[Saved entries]
##########
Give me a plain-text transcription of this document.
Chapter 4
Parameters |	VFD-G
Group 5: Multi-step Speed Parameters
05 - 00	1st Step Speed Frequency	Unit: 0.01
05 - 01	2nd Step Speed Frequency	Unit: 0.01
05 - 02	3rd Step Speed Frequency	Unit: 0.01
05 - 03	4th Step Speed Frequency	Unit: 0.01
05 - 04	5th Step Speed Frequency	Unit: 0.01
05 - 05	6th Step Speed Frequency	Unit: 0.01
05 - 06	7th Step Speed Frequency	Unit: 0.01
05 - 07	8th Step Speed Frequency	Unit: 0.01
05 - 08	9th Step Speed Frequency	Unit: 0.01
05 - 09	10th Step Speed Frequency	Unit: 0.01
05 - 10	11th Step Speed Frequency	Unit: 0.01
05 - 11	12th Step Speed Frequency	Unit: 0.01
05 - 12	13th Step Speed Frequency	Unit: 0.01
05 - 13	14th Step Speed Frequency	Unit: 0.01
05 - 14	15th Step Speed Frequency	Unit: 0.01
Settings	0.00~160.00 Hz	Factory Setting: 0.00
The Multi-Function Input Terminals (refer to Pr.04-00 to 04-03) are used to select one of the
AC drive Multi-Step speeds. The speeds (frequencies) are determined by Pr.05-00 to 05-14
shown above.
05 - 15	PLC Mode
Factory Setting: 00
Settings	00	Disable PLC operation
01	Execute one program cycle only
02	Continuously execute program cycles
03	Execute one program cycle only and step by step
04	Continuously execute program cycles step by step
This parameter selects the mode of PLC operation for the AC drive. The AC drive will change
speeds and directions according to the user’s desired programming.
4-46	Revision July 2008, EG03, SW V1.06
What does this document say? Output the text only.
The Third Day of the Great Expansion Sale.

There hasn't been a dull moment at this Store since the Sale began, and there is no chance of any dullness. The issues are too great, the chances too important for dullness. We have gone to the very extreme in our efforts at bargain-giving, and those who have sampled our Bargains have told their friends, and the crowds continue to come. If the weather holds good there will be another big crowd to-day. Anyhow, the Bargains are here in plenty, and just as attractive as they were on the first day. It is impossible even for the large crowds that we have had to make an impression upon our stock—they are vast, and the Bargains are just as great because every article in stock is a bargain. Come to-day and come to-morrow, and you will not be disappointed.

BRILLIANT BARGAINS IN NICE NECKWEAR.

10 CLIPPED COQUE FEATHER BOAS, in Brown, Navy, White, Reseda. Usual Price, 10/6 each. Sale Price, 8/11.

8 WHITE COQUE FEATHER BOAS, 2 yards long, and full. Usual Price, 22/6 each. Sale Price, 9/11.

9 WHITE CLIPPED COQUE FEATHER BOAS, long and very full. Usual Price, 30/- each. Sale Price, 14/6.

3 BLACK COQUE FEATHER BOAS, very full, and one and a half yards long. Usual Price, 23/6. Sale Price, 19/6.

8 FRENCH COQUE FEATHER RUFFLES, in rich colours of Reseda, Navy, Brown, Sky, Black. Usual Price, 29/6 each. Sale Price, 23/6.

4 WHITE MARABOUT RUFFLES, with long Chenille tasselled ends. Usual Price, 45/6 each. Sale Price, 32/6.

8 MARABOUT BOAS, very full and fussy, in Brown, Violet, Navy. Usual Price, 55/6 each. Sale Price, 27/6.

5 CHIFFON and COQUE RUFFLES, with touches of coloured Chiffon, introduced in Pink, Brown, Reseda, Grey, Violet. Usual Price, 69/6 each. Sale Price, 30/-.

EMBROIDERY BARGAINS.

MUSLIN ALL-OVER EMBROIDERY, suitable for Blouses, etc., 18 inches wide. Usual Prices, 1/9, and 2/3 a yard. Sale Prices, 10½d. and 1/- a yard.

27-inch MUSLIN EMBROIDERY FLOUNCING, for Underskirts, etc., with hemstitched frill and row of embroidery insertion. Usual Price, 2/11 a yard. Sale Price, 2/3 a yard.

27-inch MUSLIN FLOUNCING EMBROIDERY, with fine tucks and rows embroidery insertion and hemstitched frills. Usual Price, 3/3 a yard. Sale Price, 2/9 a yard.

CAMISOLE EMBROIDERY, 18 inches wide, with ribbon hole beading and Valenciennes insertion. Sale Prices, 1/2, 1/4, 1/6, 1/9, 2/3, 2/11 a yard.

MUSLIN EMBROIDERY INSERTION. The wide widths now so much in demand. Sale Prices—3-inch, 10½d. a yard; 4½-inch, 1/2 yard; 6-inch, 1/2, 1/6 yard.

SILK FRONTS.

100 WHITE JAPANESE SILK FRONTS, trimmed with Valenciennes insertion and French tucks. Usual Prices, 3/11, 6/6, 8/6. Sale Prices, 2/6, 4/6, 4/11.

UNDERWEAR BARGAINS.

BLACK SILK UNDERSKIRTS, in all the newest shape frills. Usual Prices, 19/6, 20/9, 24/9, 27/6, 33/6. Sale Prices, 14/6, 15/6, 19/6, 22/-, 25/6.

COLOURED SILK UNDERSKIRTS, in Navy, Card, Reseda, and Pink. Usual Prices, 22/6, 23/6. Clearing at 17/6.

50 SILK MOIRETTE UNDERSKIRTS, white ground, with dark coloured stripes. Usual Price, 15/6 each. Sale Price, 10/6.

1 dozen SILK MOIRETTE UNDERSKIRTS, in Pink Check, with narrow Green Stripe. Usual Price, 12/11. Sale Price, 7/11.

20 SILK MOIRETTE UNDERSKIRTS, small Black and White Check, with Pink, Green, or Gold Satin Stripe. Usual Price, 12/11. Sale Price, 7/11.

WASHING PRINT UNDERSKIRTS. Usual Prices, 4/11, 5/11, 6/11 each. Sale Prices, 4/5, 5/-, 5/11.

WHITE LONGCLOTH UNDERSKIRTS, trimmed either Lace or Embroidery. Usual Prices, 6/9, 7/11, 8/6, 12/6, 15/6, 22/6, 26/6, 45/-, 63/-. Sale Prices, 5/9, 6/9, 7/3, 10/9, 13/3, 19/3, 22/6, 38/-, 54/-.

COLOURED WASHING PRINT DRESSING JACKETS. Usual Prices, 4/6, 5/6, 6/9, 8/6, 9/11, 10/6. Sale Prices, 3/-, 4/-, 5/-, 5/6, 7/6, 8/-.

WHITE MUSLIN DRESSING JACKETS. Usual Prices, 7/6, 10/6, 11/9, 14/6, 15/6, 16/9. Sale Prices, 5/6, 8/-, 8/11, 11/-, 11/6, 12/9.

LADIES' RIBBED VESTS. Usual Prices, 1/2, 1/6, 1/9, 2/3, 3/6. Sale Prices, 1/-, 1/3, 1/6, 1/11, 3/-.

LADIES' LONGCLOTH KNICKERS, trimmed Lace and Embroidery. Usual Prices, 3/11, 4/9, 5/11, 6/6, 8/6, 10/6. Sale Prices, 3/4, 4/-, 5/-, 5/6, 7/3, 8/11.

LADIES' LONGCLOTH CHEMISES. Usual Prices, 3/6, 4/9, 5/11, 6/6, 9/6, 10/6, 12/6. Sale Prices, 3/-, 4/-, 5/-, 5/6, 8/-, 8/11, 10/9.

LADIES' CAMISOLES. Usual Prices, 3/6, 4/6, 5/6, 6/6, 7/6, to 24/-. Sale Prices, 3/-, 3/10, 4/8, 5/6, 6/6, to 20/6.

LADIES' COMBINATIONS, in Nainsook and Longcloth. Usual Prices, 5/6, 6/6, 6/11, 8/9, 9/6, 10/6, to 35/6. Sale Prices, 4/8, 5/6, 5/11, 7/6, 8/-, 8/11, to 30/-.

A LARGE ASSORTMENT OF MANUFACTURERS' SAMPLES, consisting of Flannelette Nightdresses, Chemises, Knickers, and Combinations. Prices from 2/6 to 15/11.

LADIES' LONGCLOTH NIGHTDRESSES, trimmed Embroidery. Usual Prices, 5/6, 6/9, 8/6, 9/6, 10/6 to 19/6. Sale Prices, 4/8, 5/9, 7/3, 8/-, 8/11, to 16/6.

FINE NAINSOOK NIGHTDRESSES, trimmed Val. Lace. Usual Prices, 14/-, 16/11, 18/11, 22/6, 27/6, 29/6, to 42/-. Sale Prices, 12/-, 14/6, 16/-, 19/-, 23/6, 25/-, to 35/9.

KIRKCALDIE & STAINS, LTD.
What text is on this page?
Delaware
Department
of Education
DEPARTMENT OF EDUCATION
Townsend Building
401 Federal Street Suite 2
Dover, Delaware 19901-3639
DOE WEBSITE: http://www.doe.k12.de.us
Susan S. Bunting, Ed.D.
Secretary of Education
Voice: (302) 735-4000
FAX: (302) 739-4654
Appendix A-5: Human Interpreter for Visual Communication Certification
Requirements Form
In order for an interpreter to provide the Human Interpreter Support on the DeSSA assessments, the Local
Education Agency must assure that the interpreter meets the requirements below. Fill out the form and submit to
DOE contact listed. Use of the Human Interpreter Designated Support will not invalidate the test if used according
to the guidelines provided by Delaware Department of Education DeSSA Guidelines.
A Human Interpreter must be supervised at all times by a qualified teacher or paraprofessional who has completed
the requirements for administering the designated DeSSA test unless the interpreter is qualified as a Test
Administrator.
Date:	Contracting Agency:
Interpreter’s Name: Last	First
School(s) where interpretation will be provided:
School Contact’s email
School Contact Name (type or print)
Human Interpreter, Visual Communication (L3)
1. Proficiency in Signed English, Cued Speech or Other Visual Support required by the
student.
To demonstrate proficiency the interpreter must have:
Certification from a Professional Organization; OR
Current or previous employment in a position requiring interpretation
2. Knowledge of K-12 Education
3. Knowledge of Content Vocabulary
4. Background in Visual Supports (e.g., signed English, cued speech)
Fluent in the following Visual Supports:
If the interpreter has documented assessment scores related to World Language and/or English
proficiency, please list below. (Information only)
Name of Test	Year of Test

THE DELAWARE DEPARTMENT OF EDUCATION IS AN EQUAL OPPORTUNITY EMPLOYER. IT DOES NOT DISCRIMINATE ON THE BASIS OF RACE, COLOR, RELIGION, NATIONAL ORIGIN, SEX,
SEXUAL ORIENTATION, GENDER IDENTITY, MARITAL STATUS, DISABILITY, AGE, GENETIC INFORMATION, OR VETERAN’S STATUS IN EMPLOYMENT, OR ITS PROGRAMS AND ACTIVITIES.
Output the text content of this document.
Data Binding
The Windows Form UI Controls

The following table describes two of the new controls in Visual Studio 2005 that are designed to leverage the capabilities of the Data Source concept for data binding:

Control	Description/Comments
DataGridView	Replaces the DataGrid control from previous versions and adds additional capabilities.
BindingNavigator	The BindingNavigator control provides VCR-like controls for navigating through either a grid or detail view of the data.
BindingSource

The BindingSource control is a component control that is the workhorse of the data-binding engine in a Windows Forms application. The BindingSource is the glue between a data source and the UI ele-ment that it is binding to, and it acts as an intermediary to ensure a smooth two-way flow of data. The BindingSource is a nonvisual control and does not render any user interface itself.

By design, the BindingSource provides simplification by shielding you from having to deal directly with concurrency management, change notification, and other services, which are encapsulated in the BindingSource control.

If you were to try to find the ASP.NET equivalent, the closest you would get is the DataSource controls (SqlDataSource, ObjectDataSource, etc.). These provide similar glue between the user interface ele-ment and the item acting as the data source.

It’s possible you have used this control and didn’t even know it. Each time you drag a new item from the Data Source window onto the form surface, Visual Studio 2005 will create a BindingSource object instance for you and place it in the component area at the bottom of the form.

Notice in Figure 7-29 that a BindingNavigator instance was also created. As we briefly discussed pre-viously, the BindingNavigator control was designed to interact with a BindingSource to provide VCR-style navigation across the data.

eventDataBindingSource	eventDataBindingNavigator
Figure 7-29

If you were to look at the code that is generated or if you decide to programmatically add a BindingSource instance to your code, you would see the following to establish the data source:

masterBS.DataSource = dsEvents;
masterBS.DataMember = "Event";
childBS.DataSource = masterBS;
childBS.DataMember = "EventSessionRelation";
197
##########
» **Directive**:
In the lines above, locate the string "Knowledge". Copy every line where it occurs.

» **Task output**:
2. Knowledge of K-12 Education
3. Knowledge of Content Vocabulary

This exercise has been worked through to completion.